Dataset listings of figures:

====

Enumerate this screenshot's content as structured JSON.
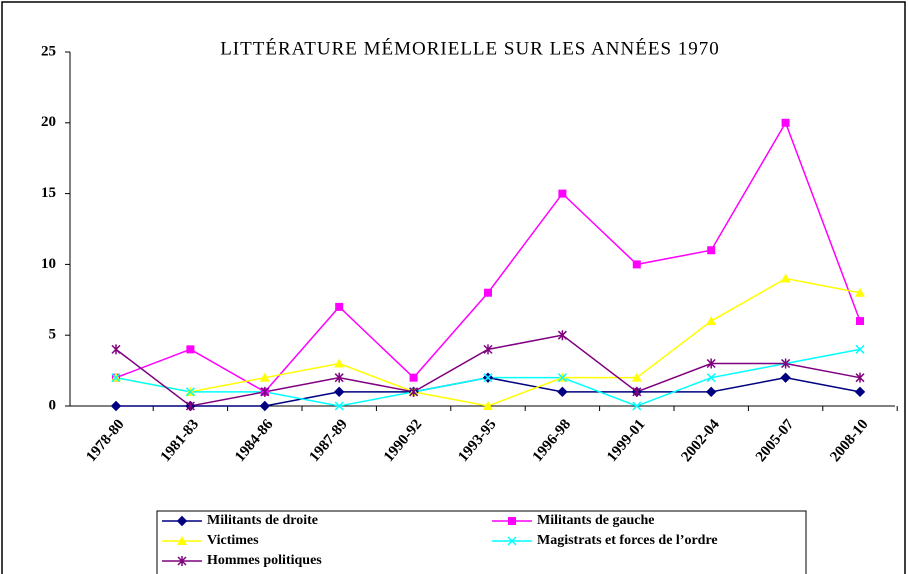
{
  "chart_data": {
    "type": "line",
    "title": "LITTÉRATURE MÉMORIELLE SUR LES ANNÉES 1970",
    "categories": [
      "1978-80",
      "1981-83",
      "1984-86",
      "1987-89",
      "1990-92",
      "1993-95",
      "1996-98",
      "1999-01",
      "2002-04",
      "2005-07",
      "2008-10"
    ],
    "series": [
      {
        "name": "Militants de droite",
        "color": "#000080",
        "marker": "diamond",
        "values": [
          0,
          0,
          0,
          1,
          1,
          2,
          1,
          1,
          1,
          2,
          1
        ]
      },
      {
        "name": "Militants de gauche",
        "color": "#ff00ff",
        "marker": "square",
        "values": [
          2,
          4,
          1,
          7,
          2,
          8,
          15,
          10,
          11,
          20,
          6
        ]
      },
      {
        "name": "Victimes",
        "color": "#ffff00",
        "marker": "triangle",
        "values": [
          2,
          1,
          2,
          3,
          1,
          0,
          2,
          2,
          6,
          9,
          8
        ]
      },
      {
        "name": "Magistrats et forces de l’ordre",
        "color": "#00ffff",
        "marker": "x",
        "values": [
          2,
          1,
          1,
          0,
          1,
          2,
          2,
          0,
          2,
          3,
          4
        ]
      },
      {
        "name": "Hommes politiques",
        "color": "#800080",
        "marker": "star",
        "values": [
          4,
          0,
          1,
          2,
          1,
          4,
          5,
          1,
          3,
          3,
          2
        ]
      }
    ],
    "ylim": [
      0,
      25
    ],
    "yticks": [
      0,
      5,
      10,
      15,
      20,
      25
    ],
    "grid": false,
    "legend": "bottom"
  }
}
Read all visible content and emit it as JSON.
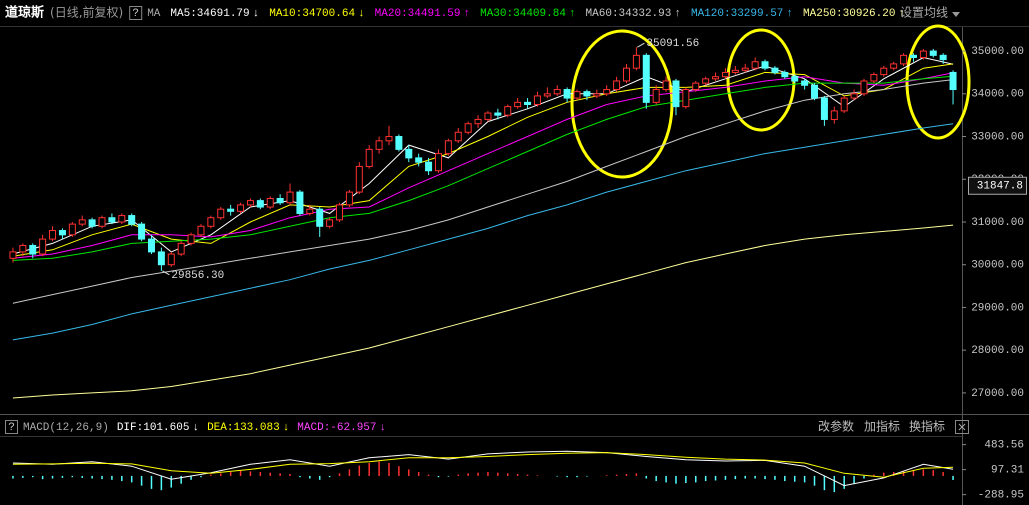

====

Will you set down the records word for word while leaving out every picture?

SOLUTION
Enumerate this screenshot's content as structured JSON.
{
  "chart_data": {
    "type": "line",
    "title": "LITTÉRATURE MÉMORIELLE SUR LES ANNÉES 1970",
    "categories": [
      "1978-80",
      "1981-83",
      "1984-86",
      "1987-89",
      "1990-92",
      "1993-95",
      "1996-98",
      "1999-01",
      "2002-04",
      "2005-07",
      "2008-10"
    ],
    "series": [
      {
        "name": "Militants de droite",
        "color": "#000080",
        "marker": "diamond",
        "values": [
          0,
          0,
          0,
          1,
          1,
          2,
          1,
          1,
          1,
          2,
          1
        ]
      },
      {
        "name": "Militants de gauche",
        "color": "#ff00ff",
        "marker": "square",
        "values": [
          2,
          4,
          1,
          7,
          2,
          8,
          15,
          10,
          11,
          20,
          6
        ]
      },
      {
        "name": "Victimes",
        "color": "#ffff00",
        "marker": "triangle",
        "values": [
          2,
          1,
          2,
          3,
          1,
          0,
          2,
          2,
          6,
          9,
          8
        ]
      },
      {
        "name": "Magistrats et forces de l’ordre",
        "color": "#00ffff",
        "marker": "x",
        "values": [
          2,
          1,
          1,
          0,
          1,
          2,
          2,
          0,
          2,
          3,
          4
        ]
      },
      {
        "name": "Hommes politiques",
        "color": "#800080",
        "marker": "star",
        "values": [
          4,
          0,
          1,
          2,
          1,
          4,
          5,
          1,
          3,
          3,
          2
        ]
      }
    ],
    "ylim": [
      0,
      25
    ],
    "yticks": [
      0,
      5,
      10,
      15,
      20,
      25
    ],
    "grid": false,
    "legend": "bottom"
  }
}
Read all visible content and emit it as JSON.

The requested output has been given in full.